Street painting is an ephemeral artistic expression, in that a large drawing or "painting" is created, typically using chalk pastels, on a public plaza, street or thoroughfare. It is a performance based art form that allows the viewer the opportunity to watch art being created right before their eyes. Street paintings are not meant to last - I believe this is what makes them so remarkable. Like Tibetan sand paintings or a musical performance, they live by their creation and then fade away into memory.
Originating in Italy and practiced by European artisans dating from the 16th century, street painting began as a means of communication most often associated with traditional religious celebrations and folk festivals. The artists, know as ‘madonnari’ or ‘Madonna painters’ because they reproduced icons of the Madonna, created works so well executed that they resembled complete paintings, hence the title ‘street painting’. These artists lived (and still live) from the coins thrown onto their work in appreciation for the image and the artist's skill.
I had seen street painting in Europe when I was studying art there as a student but later rediscovered it at the I Madonnari Italian Street Painting Festival in Santa Barbara, California. I just stumbled upon that event in 1997 and immediately knew I had to try it. I participated the following year and became very enthusiastic about the possibilities of this art form. Encouraged by the other participating artists and friends, I realized I had found something very special to me and just became addicted.
My subject matter ranges quite a bit as I am easily bored! I copied masterpieces for years and still do from time to time, to try out new techniques or approaches. I get most excited about my original designs since they are how I challenge myself. I also like to entertain by creating worlds that are intriguing to the viewer - that seem as though you could step right into them. I am interested in world cultures, symbolism, idealism and universal commonalities, which inspire my concepts. As an artist I am concerned with the way I interpret the world I experience and I often look for opportunities allowing me to incorporate these ideas into my street painting designs.
In the US, street paintings are relegated to public festivals or private events. Unfortunately the US typically does not promote or allow ‘in situ' street painting - spontaneously created on any city street or public space. Many cities will fine you for working on their streets since they often refer to it as graffiti! (My problem with this is that while graffiti can be destructive by being permanent, street paintings are temporary and are easily washed away.) It would be great if major cities in the US created a program like the ones used in Europe, which designates a few square meters on a public pedestrian street for permitted street painters to make amazing drawings. I'd love to see that become a part of American culture!

* _Provided information_:
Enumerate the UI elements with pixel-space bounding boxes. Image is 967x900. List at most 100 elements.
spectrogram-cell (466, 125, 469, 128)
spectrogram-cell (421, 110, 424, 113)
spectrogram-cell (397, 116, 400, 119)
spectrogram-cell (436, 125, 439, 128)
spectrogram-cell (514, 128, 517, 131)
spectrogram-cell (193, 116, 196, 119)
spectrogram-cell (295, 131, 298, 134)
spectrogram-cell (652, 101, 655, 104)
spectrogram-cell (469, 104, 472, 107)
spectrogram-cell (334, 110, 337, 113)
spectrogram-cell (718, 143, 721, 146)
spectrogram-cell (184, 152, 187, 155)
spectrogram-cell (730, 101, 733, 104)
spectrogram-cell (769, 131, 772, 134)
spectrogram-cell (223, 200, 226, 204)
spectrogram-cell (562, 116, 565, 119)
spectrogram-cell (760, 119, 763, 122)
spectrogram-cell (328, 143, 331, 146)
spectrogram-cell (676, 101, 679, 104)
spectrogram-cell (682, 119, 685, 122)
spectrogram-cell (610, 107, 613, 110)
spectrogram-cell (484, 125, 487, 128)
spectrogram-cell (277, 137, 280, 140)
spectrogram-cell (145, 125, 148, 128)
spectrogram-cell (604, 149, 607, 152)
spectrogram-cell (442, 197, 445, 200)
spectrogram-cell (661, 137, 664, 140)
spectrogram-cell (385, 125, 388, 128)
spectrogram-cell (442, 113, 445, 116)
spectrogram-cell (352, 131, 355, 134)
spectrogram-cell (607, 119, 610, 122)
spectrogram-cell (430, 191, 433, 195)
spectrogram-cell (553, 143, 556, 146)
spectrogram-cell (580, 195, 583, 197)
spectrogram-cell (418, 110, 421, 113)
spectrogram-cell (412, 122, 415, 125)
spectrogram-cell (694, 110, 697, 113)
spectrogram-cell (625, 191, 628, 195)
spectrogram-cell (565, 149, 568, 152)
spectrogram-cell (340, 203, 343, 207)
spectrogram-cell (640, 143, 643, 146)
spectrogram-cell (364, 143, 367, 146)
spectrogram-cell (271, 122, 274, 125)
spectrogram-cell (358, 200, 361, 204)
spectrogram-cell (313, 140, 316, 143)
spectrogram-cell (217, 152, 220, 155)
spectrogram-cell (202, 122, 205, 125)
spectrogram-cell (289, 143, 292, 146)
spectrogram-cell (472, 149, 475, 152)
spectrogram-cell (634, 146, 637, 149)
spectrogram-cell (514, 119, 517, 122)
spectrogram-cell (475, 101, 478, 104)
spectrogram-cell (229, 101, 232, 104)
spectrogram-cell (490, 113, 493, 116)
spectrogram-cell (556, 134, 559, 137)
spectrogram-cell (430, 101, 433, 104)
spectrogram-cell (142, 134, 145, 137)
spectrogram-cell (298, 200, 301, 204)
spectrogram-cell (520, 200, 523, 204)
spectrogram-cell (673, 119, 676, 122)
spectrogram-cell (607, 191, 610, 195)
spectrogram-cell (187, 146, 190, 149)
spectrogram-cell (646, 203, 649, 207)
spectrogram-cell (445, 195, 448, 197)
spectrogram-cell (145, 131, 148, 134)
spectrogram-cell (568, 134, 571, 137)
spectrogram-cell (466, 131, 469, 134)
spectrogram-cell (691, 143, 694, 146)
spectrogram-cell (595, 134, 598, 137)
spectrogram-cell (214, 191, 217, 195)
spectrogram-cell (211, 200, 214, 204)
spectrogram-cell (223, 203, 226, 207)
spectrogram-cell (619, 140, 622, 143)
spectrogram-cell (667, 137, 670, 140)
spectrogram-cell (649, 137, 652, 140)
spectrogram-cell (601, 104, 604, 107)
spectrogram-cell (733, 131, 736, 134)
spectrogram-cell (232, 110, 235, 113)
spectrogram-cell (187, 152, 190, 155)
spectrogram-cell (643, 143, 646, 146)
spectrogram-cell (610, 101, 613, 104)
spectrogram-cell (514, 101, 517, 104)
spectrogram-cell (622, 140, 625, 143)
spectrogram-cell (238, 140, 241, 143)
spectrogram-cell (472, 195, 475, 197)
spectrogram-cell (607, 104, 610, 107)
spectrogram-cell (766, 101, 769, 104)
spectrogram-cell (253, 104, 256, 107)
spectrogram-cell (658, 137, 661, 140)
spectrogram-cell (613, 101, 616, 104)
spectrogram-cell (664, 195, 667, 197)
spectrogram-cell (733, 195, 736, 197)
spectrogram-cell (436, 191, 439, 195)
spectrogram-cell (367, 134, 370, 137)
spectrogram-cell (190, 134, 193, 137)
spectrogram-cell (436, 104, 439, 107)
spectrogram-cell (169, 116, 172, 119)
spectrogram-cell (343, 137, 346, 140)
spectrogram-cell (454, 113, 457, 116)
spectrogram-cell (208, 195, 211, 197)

* _Exercise task_:
Quote verbatim the passage of the street painting text that begins with the words containing "Originating in Italy" and ends with "the artist's skill.".

* _Task result_:
Originating in Italy and practiced by European artisans dating from the 16th century, street painting began as a means of communication most often associated with traditional religious celebrations and folk festivals. The artists, know as ‘madonnari’ or ‘Madonna painters’ because they reproduced icons of the Madonna, created works so well executed that they resembled complete paintings, hence the title ‘street painting’. These artists lived (and still live) from the coins thrown onto their work in appreciation for the image and the artist's skill.